Some records:

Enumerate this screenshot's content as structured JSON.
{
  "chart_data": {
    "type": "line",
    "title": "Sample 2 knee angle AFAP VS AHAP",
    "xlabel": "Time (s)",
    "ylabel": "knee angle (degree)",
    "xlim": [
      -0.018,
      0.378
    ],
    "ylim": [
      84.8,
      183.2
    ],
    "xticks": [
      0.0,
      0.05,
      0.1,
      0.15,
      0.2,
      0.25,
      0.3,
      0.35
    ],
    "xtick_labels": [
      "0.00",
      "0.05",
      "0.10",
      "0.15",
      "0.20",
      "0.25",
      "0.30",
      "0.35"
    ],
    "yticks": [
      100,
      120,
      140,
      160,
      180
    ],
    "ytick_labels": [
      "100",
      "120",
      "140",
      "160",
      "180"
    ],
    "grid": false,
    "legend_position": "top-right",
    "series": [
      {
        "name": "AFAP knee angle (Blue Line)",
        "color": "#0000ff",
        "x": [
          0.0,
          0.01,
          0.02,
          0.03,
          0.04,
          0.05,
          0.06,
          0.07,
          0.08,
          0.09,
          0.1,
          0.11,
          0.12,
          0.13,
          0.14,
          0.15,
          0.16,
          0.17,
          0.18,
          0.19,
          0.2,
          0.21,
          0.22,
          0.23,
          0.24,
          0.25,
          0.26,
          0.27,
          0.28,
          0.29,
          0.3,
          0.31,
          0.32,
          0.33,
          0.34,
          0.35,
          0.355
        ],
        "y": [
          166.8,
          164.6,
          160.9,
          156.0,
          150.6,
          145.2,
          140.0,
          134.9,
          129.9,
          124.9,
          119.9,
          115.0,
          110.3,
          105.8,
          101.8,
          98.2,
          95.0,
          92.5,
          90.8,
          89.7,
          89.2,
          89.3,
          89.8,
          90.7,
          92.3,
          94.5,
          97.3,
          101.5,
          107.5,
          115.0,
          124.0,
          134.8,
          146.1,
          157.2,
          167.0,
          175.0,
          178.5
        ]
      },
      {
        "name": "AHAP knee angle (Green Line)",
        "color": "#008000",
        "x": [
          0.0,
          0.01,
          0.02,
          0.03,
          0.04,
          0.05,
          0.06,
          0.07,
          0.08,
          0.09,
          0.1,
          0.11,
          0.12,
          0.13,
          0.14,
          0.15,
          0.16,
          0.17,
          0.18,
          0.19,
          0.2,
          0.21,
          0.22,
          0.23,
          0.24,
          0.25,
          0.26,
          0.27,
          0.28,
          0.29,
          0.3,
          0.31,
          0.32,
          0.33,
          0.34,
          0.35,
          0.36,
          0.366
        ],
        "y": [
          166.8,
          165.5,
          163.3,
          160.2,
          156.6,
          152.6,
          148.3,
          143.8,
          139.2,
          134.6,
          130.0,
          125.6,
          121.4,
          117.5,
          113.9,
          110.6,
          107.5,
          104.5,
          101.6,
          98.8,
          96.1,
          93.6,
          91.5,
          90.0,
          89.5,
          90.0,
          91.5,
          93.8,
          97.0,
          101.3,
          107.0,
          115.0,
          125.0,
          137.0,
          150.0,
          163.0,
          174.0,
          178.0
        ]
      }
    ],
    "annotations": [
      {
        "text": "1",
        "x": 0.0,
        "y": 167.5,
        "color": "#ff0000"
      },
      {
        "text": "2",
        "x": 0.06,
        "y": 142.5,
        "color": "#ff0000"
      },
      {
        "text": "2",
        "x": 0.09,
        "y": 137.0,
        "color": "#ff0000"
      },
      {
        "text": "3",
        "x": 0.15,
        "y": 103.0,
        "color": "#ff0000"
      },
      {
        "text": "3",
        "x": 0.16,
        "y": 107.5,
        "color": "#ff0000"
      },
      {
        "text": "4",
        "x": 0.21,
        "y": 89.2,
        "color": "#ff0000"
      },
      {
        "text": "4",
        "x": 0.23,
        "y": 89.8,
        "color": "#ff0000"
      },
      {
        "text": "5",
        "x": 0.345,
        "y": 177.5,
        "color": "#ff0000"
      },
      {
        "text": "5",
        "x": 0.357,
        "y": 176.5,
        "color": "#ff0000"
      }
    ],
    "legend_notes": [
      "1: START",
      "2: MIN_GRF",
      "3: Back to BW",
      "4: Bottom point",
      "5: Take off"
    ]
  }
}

Objective: Across the preceding material, how many lines contain the word "knee"? State the number alone.

Correct answer: 4